* [Work to do]
Transcribe the material word for word, but without the images.

(Dataset entries)
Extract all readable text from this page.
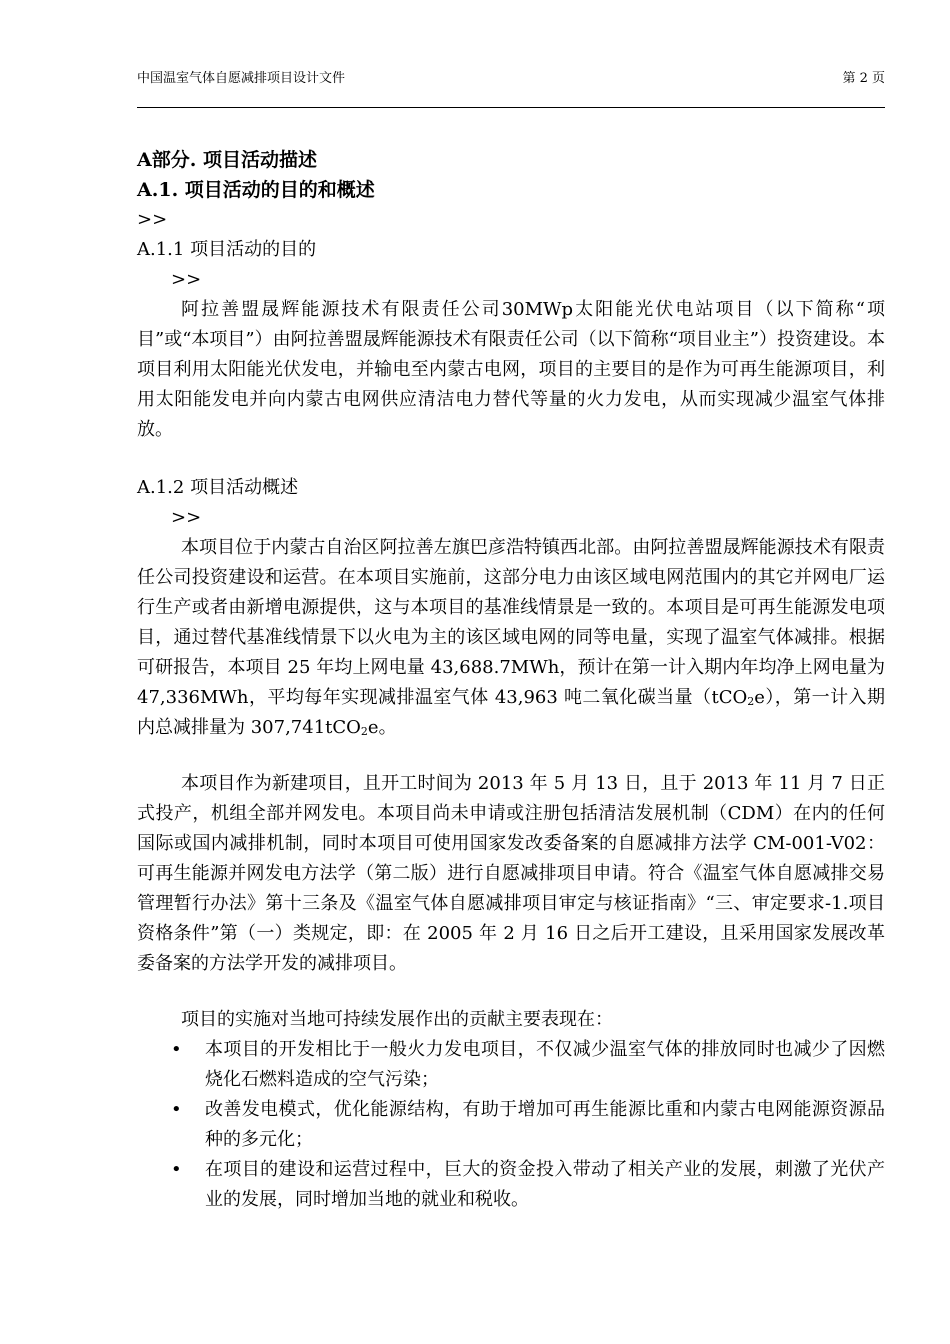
中国温室气体自愿减排项目设计文件	第 2 页

A部分. 项目活动描述

A.1. 项目活动的目的和概述

>>

A.1.1 项目活动的目的

>>

阿拉善盟晟辉能源技术有限责任公司30MWp太阳能光伏电站项目（以下简称“项目”或“本项目”）由阿拉善盟晟辉能源技术有限责任公司（以下简称“项目业主”）投资建设。本项目利用太阳能光伏发电，并输电至内蒙古电网，项目的主要目的是作为可再生能源项目，利用太阳能发电并向内蒙古电网供应清洁电力替代等量的火力发电，从而实现减少温室气体排放。

A.1.2 项目活动概述

>>

本项目位于内蒙古自治区阿拉善左旗巴彦浩特镇西北部。由阿拉善盟晟辉能源技术有限责任公司投资建设和运营。在本项目实施前，这部分电力由该区域电网范围内的其它并网电厂运行生产或者由新增电源提供，这与本项目的基准线情景是一致的。本项目是可再生能源发电项目，通过替代基准线情景下以火电为主的该区域电网的同等电量，实现了温室气体减排。根据可研报告，本项目 25 年均上网电量 43,688.7MWh，预计在第一计入期内年均净上网电量为 47,336MWh，平均每年实现减排温室气体 43,963 吨二氧化碳当量（tCO$_2$e），第一计入期内总减排量为 307,741tCO$_2$e。

本项目作为新建项目，且开工时间为 2013 年 5 月 13 日，且于 2013 年 11 月 7 日正式投产，机组全部并网发电。本项目尚未申请或注册包括清洁发展机制（CDM）在内的任何国际或国内减排机制，同时本项目可使用国家发改委备案的自愿减排方法学 CM-001-V02：可再生能源并网发电方法学（第二版）进行自愿减排项目申请。符合《温室气体自愿减排交易管理暂行办法》第十三条及《温室气体自愿减排项目审定与核证指南》“三、审定要求-1.项目资格条件”第（一）类规定，即：在 2005 年 2 月 16 日之后开工建设，且采用国家发展改革委备案的方法学开发的减排项目。

项目的实施对当地可持续发展作出的贡献主要表现在：

• 本项目的开发相比于一般火力发电项目，不仅减少温室气体的排放同时也减少了因燃烧化石燃料造成的空气污染；
• 改善发电模式，优化能源结构，有助于增加可再生能源比重和内蒙古电网能源资源品种的多元化；
• 在项目的建设和运营过程中，巨大的资金投入带动了相关产业的发展，刺激了光伏产业的发展，同时增加当地的就业和税收。
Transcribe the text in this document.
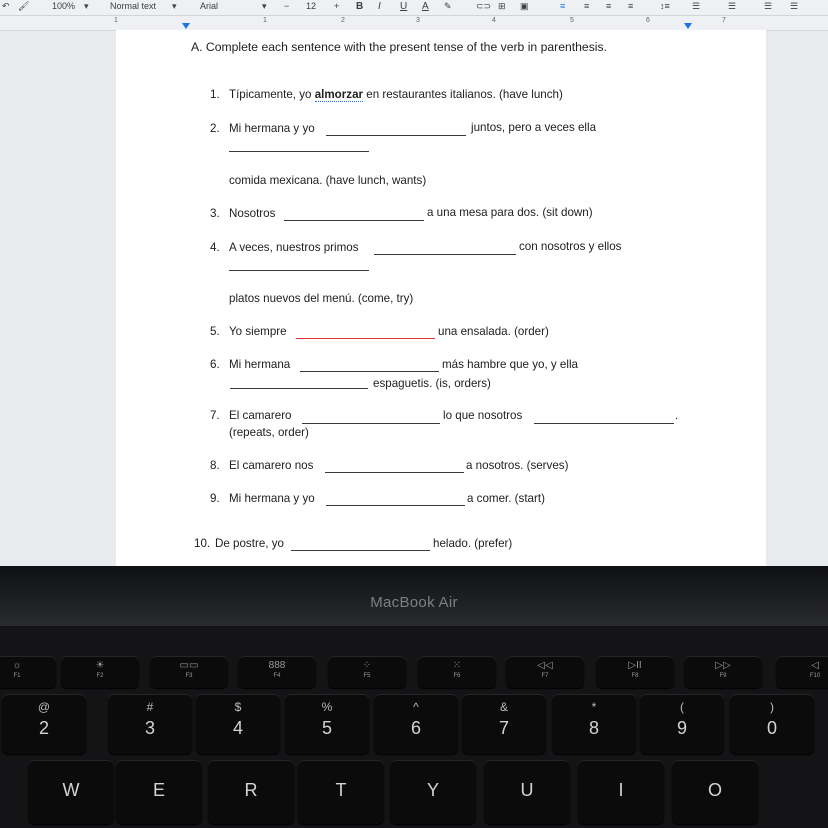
↶ 🖌	100% ▾ Normal text ▾	Arial	▾ − 12 + B I U A ✎	⊂⊃ ⊞ ▣	≡ ≡ ≡ ≡	↕≡ ☰	☰	☰ ☰
1	1	2	3	4	5	6	7
A. Complete each sentence with the present tense of the verb in parenthesis.
1. Típicamente, yo almorzar en restaurantes italianos. (have lunch)
2. Mi hermana y yo	juntos, pero a veces ella
comida mexicana. (have lunch, wants)
3. Nosotros	a una mesa para dos. (sit down)
4. A veces, nuestros primos	con nosotros y ellos
platos nuevos del menú. (come, try)
5. Yo siempre	una ensalada. (order)
6. Mi hermana	más hambre que yo, y ella
espaguetis. (is, orders)
7. El camarero	lo que nosotros	.
(repeats, order)
8. El camarero nos	a nosotros. (serves)
9. Mi hermana y yo	a comer. (start)
10. De postre, yo	helado. (prefer)
MacBook Air
☼
F1
☀
F2
▭▭
F3
888
F4
⁘
F5
⁙
F6
◁◁
F7
▷II
F8
▷▷
F9
◁
F10
@
2
#
3
$
4
%
5
^
6
&
7
*
8
(
9
)
0
W	E	R	T	Y	U	I	O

* [The response]
Extract all readable text from this page.
中国温室气体自愿减排项目设计文件	第 2 页

A部分. 项目活动描述

A.1. 项目活动的目的和概述

>>

A.1.1 项目活动的目的

>>

阿拉善盟晟辉能源技术有限责任公司30MWp太阳能光伏电站项目（以下简称“项目”或“本项目”）由阿拉善盟晟辉能源技术有限责任公司（以下简称“项目业主”）投资建设。本项目利用太阳能光伏发电，并输电至内蒙古电网，项目的主要目的是作为可再生能源项目，利用太阳能发电并向内蒙古电网供应清洁电力替代等量的火力发电，从而实现减少温室气体排放。

A.1.2 项目活动概述

>>

本项目位于内蒙古自治区阿拉善左旗巴彦浩特镇西北部。由阿拉善盟晟辉能源技术有限责任公司投资建设和运营。在本项目实施前，这部分电力由该区域电网范围内的其它并网电厂运行生产或者由新增电源提供，这与本项目的基准线情景是一致的。本项目是可再生能源发电项目，通过替代基准线情景下以火电为主的该区域电网的同等电量，实现了温室气体减排。根据可研报告，本项目 25 年均上网电量 43,688.7MWh，预计在第一计入期内年均净上网电量为 47,336MWh，平均每年实现减排温室气体 43,963 吨二氧化碳当量（tCO$_2$e），第一计入期内总减排量为 307,741tCO$_2$e。

本项目作为新建项目，且开工时间为 2013 年 5 月 13 日，且于 2013 年 11 月 7 日正式投产，机组全部并网发电。本项目尚未申请或注册包括清洁发展机制（CDM）在内的任何国际或国内减排机制，同时本项目可使用国家发改委备案的自愿减排方法学 CM-001-V02：可再生能源并网发电方法学（第二版）进行自愿减排项目申请。符合《温室气体自愿减排交易管理暂行办法》第十三条及《温室气体自愿减排项目审定与核证指南》“三、审定要求-1.项目资格条件”第（一）类规定，即：在 2005 年 2 月 16 日之后开工建设，且采用国家发展改革委备案的方法学开发的减排项目。

项目的实施对当地可持续发展作出的贡献主要表现在：

• 本项目的开发相比于一般火力发电项目，不仅减少温室气体的排放同时也减少了因燃烧化石燃料造成的空气污染；
• 改善发电模式，优化能源结构，有助于增加可再生能源比重和内蒙古电网能源资源品种的多元化；
• 在项目的建设和运营过程中，巨大的资金投入带动了相关产业的发展，刺激了光伏产业的发展，同时增加当地的就业和税收。
Transcribe the text in this document.
↶ 🖌	100% ▾ Normal text ▾	Arial	▾ − 12 + B I U A ✎	⊂⊃ ⊞ ▣	≡ ≡ ≡ ≡	↕≡ ☰	☰	☰ ☰
1	1	2	3	4	5	6	7
A. Complete each sentence with the present tense of the verb in parenthesis.
1. Típicamente, yo almorzar en restaurantes italianos. (have lunch)
2. Mi hermana y yo	juntos, pero a veces ella
comida mexicana. (have lunch, wants)
3. Nosotros	a una mesa para dos. (sit down)
4. A veces, nuestros primos	con nosotros y ellos
platos nuevos del menú. (come, try)
5. Yo siempre	una ensalada. (order)
6. Mi hermana	más hambre que yo, y ella
espaguetis. (is, orders)
7. El camarero	lo que nosotros	.
(repeats, order)
8. El camarero nos	a nosotros. (serves)
9. Mi hermana y yo	a comer. (start)
10. De postre, yo	helado. (prefer)
MacBook Air
☼
F1
☀
F2
▭▭
F3
888
F4
⁘
F5
⁙
F6
◁◁
F7
▷II
F8
▷▷
F9
◁
F10
@
2
#
3
$
4
%
5
^
6
&
7
*
8
(
9
)
0
W	E	R	T	Y	U	I	O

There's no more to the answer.